>> Start

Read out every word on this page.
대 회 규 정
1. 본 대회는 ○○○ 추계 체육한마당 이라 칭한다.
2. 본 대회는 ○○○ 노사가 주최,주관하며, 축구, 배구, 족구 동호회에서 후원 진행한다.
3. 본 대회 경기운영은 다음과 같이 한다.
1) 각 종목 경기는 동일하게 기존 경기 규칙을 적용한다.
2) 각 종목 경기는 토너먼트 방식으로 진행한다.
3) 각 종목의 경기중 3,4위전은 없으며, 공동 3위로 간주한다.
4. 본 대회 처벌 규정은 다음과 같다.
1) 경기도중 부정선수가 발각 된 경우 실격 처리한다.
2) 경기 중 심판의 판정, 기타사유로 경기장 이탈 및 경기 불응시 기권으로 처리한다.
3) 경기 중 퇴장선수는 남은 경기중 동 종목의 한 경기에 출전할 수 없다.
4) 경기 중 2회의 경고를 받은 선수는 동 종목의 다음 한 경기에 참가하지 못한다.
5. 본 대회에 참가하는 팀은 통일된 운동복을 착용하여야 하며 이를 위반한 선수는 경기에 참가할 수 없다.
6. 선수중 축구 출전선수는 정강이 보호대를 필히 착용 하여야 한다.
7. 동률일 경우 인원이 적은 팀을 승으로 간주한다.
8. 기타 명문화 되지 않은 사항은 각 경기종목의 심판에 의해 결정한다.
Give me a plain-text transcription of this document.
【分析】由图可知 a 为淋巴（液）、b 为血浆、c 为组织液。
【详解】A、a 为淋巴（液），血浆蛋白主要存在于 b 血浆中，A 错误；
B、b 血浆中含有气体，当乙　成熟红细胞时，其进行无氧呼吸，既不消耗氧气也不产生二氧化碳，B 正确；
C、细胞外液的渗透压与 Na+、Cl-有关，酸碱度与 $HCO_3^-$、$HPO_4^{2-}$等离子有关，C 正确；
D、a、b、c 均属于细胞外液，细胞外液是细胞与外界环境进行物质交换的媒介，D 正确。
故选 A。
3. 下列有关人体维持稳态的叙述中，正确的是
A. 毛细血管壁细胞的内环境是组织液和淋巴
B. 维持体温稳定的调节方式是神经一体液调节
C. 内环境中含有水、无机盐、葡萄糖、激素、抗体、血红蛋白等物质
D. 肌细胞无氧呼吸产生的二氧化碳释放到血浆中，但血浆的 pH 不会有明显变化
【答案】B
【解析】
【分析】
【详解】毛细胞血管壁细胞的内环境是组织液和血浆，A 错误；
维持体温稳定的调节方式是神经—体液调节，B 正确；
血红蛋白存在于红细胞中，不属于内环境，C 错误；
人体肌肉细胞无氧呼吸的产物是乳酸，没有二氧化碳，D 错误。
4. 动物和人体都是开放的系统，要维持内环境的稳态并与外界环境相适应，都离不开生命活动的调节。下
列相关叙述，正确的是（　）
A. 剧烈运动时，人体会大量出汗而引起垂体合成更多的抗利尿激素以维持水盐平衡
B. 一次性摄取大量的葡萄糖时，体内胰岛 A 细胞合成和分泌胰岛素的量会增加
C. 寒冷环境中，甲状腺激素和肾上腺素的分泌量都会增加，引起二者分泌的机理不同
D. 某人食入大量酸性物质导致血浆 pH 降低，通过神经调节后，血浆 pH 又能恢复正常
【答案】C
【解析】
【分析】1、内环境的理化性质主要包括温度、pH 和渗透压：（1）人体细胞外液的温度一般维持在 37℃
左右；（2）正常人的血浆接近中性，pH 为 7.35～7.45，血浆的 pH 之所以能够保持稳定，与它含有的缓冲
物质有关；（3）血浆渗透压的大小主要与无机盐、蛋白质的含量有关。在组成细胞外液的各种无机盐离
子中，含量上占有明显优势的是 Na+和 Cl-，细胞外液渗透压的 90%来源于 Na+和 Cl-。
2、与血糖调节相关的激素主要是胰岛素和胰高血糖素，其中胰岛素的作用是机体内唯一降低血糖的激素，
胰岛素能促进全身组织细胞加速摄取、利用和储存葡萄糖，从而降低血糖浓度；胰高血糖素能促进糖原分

>> End

» **TASK DETAILS**
Of the lines above, how many contain the word "간주한다"? Provide the number and nothing else.

» **ANSWER TO THE EXERCISE**
2